PROBLEM TO WORK ON –
List each line in which the string "arcsec" appears.

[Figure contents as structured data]

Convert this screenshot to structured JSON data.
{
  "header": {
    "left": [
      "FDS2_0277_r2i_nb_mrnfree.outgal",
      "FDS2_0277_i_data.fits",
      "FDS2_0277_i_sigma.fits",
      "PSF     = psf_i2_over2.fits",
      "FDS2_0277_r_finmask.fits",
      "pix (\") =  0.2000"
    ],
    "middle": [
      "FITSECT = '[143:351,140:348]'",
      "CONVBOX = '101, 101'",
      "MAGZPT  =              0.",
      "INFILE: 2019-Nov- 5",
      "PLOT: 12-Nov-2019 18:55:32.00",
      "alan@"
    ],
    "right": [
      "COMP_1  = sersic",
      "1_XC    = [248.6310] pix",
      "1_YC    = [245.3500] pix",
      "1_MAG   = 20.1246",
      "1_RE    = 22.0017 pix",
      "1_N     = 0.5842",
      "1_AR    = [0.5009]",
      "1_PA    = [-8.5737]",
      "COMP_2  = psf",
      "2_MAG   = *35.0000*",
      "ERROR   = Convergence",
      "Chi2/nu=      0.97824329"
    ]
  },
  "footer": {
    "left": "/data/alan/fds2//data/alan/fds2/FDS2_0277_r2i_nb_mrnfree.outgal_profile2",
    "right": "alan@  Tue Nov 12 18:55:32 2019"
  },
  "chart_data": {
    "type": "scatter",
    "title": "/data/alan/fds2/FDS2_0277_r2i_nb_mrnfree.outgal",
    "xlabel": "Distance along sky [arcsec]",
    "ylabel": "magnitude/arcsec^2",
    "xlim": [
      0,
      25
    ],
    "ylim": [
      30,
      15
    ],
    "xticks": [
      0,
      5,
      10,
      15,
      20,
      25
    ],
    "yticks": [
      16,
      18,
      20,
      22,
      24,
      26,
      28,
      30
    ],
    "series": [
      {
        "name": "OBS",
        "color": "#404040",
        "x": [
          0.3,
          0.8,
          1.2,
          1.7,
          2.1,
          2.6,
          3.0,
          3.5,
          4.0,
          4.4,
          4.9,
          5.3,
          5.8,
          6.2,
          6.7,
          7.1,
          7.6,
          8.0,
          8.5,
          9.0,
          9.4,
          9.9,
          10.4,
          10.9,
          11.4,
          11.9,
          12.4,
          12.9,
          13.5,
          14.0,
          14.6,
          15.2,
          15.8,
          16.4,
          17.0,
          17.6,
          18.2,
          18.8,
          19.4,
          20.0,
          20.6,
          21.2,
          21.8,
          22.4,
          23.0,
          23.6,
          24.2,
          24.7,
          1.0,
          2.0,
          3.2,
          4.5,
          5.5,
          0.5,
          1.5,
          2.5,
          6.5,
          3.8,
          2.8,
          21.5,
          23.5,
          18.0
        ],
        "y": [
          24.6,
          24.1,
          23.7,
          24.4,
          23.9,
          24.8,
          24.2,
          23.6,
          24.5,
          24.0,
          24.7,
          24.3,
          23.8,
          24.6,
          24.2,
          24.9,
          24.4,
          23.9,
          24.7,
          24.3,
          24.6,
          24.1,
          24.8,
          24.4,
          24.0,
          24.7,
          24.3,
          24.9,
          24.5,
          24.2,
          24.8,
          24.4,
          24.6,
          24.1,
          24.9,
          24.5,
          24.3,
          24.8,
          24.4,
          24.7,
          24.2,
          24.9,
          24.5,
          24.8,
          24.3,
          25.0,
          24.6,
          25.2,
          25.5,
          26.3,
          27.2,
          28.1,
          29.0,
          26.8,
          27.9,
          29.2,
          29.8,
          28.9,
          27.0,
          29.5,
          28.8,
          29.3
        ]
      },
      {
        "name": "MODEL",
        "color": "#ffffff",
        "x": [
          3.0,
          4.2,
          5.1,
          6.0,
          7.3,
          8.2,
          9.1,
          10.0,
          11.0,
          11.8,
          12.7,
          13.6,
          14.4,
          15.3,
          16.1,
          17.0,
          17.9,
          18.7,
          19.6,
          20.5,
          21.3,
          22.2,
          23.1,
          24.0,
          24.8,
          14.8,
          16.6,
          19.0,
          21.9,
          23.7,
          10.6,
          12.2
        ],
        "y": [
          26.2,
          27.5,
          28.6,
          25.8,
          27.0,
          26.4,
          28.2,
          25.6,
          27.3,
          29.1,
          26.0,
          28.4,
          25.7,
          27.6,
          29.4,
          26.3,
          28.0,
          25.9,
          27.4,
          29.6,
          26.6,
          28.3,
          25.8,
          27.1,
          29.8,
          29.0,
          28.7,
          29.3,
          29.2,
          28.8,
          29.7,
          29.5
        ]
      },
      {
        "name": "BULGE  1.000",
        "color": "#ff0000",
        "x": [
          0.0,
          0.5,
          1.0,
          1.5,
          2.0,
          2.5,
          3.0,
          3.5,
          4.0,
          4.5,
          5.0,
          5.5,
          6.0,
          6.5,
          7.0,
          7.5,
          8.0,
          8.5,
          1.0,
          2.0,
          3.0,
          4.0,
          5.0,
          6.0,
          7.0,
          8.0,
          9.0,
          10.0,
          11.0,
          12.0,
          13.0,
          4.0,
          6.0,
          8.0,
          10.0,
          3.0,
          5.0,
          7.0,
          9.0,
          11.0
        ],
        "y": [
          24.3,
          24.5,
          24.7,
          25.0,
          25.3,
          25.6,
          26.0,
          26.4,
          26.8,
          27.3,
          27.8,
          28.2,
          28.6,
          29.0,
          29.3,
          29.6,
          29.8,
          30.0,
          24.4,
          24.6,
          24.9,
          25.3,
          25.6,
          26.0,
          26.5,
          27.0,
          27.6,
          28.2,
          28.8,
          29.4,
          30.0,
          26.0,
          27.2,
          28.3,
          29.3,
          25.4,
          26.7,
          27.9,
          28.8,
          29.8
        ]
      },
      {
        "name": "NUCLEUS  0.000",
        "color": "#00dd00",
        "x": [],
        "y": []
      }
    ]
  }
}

RESULT OF THIS EXERCISE –
    "xlabel": "Distance along sky [arcsec]",
    "ylabel": "magnitude/arcsec^2",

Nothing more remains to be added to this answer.